:: Goal ::
Find the number of lines containing the string "name" in the data. Answer with the number by itself.

Records that describe figures:
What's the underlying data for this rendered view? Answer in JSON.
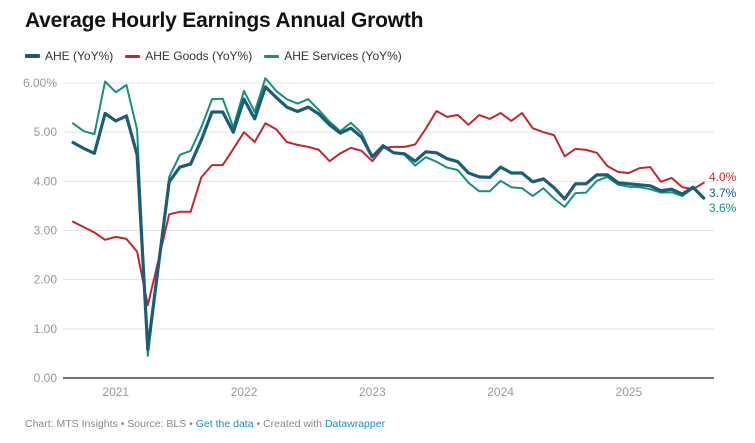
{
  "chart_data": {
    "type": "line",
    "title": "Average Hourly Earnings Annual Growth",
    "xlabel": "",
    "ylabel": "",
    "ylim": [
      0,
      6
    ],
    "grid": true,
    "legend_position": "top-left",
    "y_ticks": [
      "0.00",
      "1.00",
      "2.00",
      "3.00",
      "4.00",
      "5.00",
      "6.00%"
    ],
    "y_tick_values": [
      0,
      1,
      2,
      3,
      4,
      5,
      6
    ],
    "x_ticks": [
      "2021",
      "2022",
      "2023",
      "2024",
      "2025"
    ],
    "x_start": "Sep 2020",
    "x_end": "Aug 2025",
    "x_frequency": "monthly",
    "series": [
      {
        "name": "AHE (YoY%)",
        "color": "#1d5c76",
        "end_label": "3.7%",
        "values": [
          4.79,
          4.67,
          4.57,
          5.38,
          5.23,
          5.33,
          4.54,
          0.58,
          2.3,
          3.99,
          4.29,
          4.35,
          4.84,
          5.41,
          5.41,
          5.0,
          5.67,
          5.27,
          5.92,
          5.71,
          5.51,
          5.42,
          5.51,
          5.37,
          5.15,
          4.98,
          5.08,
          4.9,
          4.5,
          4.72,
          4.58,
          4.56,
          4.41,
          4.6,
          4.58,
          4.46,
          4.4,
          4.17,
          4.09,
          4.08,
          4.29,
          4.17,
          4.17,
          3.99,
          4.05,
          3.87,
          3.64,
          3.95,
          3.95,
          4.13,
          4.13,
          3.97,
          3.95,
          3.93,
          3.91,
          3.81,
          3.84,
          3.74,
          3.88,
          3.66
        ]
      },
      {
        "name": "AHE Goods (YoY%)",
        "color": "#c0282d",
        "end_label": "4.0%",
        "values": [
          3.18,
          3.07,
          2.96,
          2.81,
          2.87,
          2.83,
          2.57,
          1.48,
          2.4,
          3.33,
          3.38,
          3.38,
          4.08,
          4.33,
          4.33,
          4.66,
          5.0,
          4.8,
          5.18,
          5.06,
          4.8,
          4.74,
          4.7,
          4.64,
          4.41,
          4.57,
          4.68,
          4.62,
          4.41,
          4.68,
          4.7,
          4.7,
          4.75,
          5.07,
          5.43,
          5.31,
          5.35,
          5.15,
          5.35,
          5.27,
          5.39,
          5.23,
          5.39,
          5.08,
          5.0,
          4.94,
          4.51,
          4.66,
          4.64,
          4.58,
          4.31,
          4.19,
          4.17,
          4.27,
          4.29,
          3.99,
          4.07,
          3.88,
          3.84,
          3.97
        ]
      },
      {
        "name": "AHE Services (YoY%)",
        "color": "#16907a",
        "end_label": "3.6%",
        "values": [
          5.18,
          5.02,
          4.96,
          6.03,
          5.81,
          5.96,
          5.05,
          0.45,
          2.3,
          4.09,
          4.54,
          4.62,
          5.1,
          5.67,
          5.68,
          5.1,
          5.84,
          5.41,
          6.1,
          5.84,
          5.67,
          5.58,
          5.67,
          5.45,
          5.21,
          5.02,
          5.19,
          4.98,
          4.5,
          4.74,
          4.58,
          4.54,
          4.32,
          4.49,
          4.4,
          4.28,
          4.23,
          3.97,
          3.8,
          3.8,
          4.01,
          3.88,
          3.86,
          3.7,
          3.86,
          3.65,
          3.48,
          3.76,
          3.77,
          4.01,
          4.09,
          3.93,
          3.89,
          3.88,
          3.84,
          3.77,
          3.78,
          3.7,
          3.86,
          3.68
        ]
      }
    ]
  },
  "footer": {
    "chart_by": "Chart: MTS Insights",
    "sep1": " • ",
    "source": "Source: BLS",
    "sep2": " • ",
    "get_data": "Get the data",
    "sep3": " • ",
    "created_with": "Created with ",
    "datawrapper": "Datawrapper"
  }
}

:: Answer to the exercise ::
3